[Recorded data]
·····

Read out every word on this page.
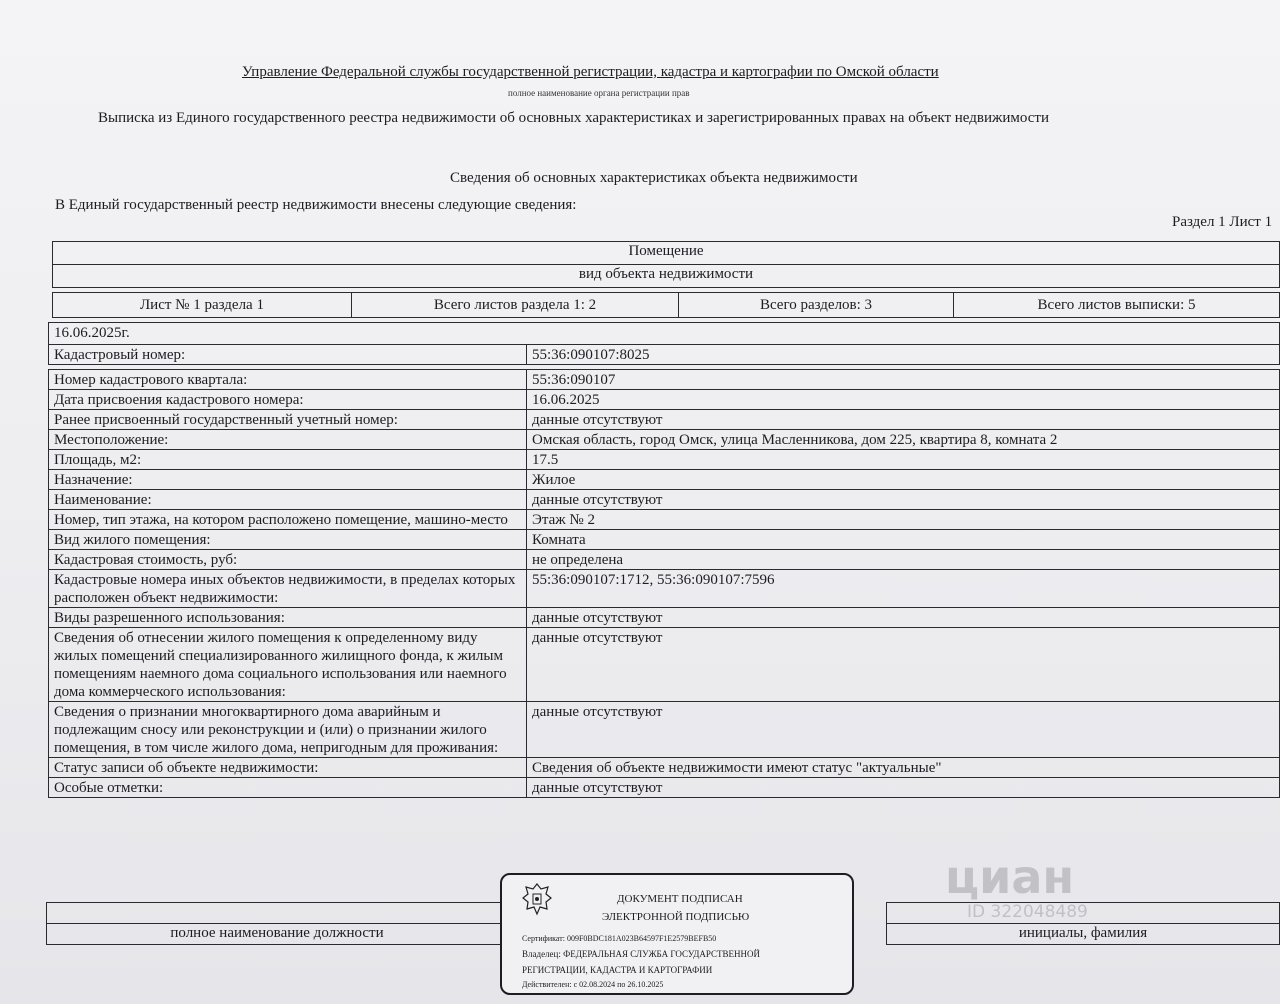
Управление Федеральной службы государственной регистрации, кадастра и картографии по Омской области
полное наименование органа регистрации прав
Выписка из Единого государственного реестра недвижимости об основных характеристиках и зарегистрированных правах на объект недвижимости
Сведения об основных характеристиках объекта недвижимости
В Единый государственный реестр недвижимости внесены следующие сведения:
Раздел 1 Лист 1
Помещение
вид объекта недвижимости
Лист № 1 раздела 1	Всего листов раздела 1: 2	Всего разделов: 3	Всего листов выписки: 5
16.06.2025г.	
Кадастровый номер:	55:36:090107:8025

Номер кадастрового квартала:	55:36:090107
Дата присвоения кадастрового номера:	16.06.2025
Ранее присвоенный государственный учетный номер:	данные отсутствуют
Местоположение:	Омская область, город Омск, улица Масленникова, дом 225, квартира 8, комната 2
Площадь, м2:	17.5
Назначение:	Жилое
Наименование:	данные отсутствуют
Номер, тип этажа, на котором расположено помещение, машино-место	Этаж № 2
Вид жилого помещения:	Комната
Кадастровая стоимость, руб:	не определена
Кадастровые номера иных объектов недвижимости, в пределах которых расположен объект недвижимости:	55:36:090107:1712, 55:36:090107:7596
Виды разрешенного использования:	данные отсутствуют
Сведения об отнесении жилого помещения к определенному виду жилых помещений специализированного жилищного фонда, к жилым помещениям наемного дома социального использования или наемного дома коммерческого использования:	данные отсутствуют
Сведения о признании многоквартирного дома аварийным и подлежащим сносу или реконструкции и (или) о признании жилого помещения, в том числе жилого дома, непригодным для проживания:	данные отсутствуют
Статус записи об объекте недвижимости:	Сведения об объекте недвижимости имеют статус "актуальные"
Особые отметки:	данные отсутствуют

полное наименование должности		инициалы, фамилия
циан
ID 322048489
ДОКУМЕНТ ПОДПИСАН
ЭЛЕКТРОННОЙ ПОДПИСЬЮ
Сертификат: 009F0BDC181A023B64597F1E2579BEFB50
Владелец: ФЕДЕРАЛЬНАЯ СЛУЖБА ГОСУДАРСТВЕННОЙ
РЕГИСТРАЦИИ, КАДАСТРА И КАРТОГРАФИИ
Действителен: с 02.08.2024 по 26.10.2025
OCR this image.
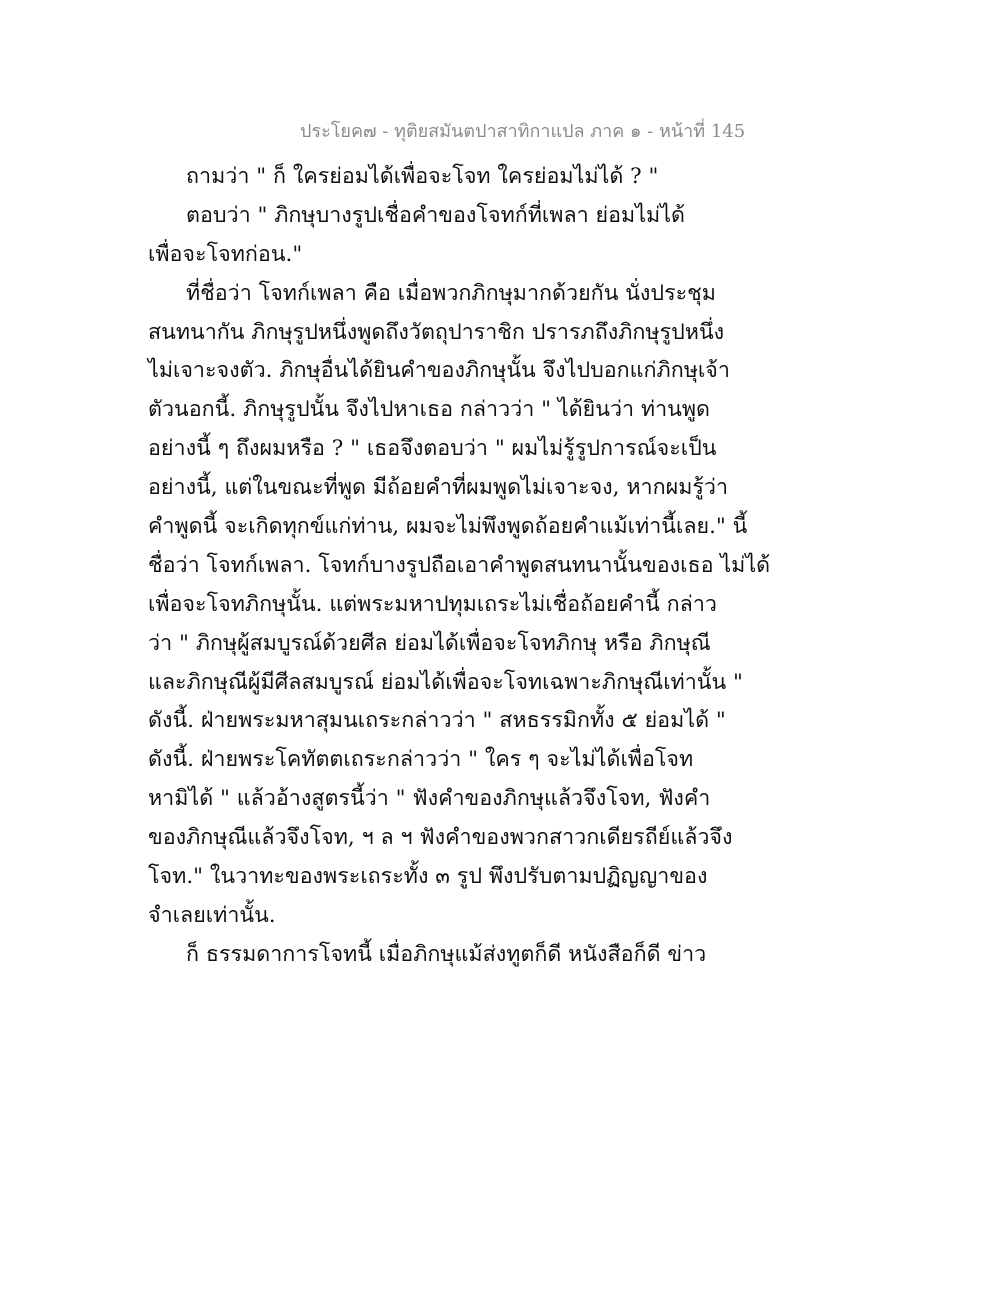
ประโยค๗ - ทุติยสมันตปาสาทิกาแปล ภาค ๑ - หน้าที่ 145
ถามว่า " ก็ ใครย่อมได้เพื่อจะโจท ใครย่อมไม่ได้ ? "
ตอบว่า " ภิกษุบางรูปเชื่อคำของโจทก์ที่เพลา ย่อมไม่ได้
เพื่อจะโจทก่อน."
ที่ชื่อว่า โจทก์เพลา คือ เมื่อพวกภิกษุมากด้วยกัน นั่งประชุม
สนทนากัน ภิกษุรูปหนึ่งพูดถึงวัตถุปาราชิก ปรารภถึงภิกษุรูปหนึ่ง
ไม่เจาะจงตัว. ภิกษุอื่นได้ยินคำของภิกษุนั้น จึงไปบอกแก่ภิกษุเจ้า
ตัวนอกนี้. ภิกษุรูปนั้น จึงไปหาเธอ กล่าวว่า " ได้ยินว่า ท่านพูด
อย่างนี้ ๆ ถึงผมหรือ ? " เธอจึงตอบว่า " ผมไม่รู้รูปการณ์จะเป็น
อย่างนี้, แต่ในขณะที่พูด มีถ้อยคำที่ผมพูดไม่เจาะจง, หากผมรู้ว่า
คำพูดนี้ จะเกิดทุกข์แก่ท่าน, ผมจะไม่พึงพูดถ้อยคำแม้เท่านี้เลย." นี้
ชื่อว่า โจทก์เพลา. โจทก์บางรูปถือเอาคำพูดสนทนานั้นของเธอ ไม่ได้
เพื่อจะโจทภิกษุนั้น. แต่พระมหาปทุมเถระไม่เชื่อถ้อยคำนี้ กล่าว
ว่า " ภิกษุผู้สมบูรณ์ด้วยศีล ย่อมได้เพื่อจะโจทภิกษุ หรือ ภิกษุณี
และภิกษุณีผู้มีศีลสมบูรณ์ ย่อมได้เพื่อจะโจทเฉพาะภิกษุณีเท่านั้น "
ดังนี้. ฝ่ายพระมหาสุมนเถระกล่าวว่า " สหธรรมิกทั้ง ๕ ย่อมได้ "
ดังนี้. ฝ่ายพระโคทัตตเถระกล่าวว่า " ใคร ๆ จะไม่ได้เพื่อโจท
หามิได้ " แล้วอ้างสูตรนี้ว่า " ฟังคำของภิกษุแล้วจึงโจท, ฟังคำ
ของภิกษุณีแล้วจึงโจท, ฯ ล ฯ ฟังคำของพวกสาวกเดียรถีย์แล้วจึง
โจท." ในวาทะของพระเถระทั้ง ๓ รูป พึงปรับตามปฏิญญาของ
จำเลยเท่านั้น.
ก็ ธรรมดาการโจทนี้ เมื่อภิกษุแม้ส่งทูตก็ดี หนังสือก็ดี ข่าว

·····

(EXERCISE)
Quote every line word for word and keep the images out of the copy.

(ANSWER TO THE EXERCISE)
Read out every word on this page.
Управление Федеральной службы государственной регистрации, кадастра и картографии по Омской области
полное наименование органа регистрации прав
Выписка из Единого государственного реестра недвижимости об основных характеристиках и зарегистрированных правах на объект недвижимости
Сведения об основных характеристиках объекта недвижимости
В Единый государственный реестр недвижимости внесены следующие сведения:
Раздел 1 Лист 1
Помещение
вид объекта недвижимости
Лист № 1 раздела 1	Всего листов раздела 1: 2	Всего разделов: 3	Всего листов выписки: 5
16.06.2025г.	
Кадастровый номер:	55:36:090107:8025

Номер кадастрового квартала:	55:36:090107
Дата присвоения кадастрового номера:	16.06.2025
Ранее присвоенный государственный учетный номер:	данные отсутствуют
Местоположение:	Омская область, город Омск, улица Масленникова, дом 225, квартира 8, комната 2
Площадь, м2:	17.5
Назначение:	Жилое
Наименование:	данные отсутствуют
Номер, тип этажа, на котором расположено помещение, машино-место	Этаж № 2
Вид жилого помещения:	Комната
Кадастровая стоимость, руб:	не определена
Кадастровые номера иных объектов недвижимости, в пределах которых расположен объект недвижимости:	55:36:090107:1712, 55:36:090107:7596
Виды разрешенного использования:	данные отсутствуют
Сведения об отнесении жилого помещения к определенному виду жилых помещений специализированного жилищного фонда, к жилым помещениям наемного дома социального использования или наемного дома коммерческого использования:	данные отсутствуют
Сведения о признании многоквартирного дома аварийным и подлежащим сносу или реконструкции и (или) о признании жилого помещения, в том числе жилого дома, непригодным для проживания:	данные отсутствуют
Статус записи об объекте недвижимости:	Сведения об объекте недвижимости имеют статус "актуальные"
Особые отметки:	данные отсутствуют

полное наименование должности		инициалы, фамилия
циан
ID 322048489
ДОКУМЕНТ ПОДПИСАН
ЭЛЕКТРОННОЙ ПОДПИСЬЮ
Сертификат: 009F0BDC181A023B64597F1E2579BEFB50
Владелец: ФЕДЕРАЛЬНАЯ СЛУЖБА ГОСУДАРСТВЕННОЙ
РЕГИСТРАЦИИ, КАДАСТРА И КАРТОГРАФИИ
Действителен: с 02.08.2024 по 26.10.2025
OCR this image.
ประโยค๗ - ทุติยสมันตปาสาทิกาแปล ภาค ๑ - หน้าที่ 145
ถามว่า " ก็ ใครย่อมได้เพื่อจะโจท ใครย่อมไม่ได้ ? "
ตอบว่า " ภิกษุบางรูปเชื่อคำของโจทก์ที่เพลา ย่อมไม่ได้
เพื่อจะโจทก่อน."
ที่ชื่อว่า โจทก์เพลา คือ เมื่อพวกภิกษุมากด้วยกัน นั่งประชุม
สนทนากัน ภิกษุรูปหนึ่งพูดถึงวัตถุปาราชิก ปรารภถึงภิกษุรูปหนึ่ง
ไม่เจาะจงตัว. ภิกษุอื่นได้ยินคำของภิกษุนั้น จึงไปบอกแก่ภิกษุเจ้า
ตัวนอกนี้. ภิกษุรูปนั้น จึงไปหาเธอ กล่าวว่า " ได้ยินว่า ท่านพูด
อย่างนี้ ๆ ถึงผมหรือ ? " เธอจึงตอบว่า " ผมไม่รู้รูปการณ์จะเป็น
อย่างนี้, แต่ในขณะที่พูด มีถ้อยคำที่ผมพูดไม่เจาะจง, หากผมรู้ว่า
คำพูดนี้ จะเกิดทุกข์แก่ท่าน, ผมจะไม่พึงพูดถ้อยคำแม้เท่านี้เลย." นี้
ชื่อว่า โจทก์เพลา. โจทก์บางรูปถือเอาคำพูดสนทนานั้นของเธอ ไม่ได้
เพื่อจะโจทภิกษุนั้น. แต่พระมหาปทุมเถระไม่เชื่อถ้อยคำนี้ กล่าว
ว่า " ภิกษุผู้สมบูรณ์ด้วยศีล ย่อมได้เพื่อจะโจทภิกษุ หรือ ภิกษุณี
และภิกษุณีผู้มีศีลสมบูรณ์ ย่อมได้เพื่อจะโจทเฉพาะภิกษุณีเท่านั้น "
ดังนี้. ฝ่ายพระมหาสุมนเถระกล่าวว่า " สหธรรมิกทั้ง ๕ ย่อมได้ "
ดังนี้. ฝ่ายพระโคทัตตเถระกล่าวว่า " ใคร ๆ จะไม่ได้เพื่อโจท
หามิได้ " แล้วอ้างสูตรนี้ว่า " ฟังคำของภิกษุแล้วจึงโจท, ฟังคำ
ของภิกษุณีแล้วจึงโจท, ฯ ล ฯ ฟังคำของพวกสาวกเดียรถีย์แล้วจึง
โจท." ในวาทะของพระเถระทั้ง ๓ รูป พึงปรับตามปฏิญญาของ
จำเลยเท่านั้น.
ก็ ธรรมดาการโจทนี้ เมื่อภิกษุแม้ส่งทูตก็ดี หนังสือก็ดี ข่าว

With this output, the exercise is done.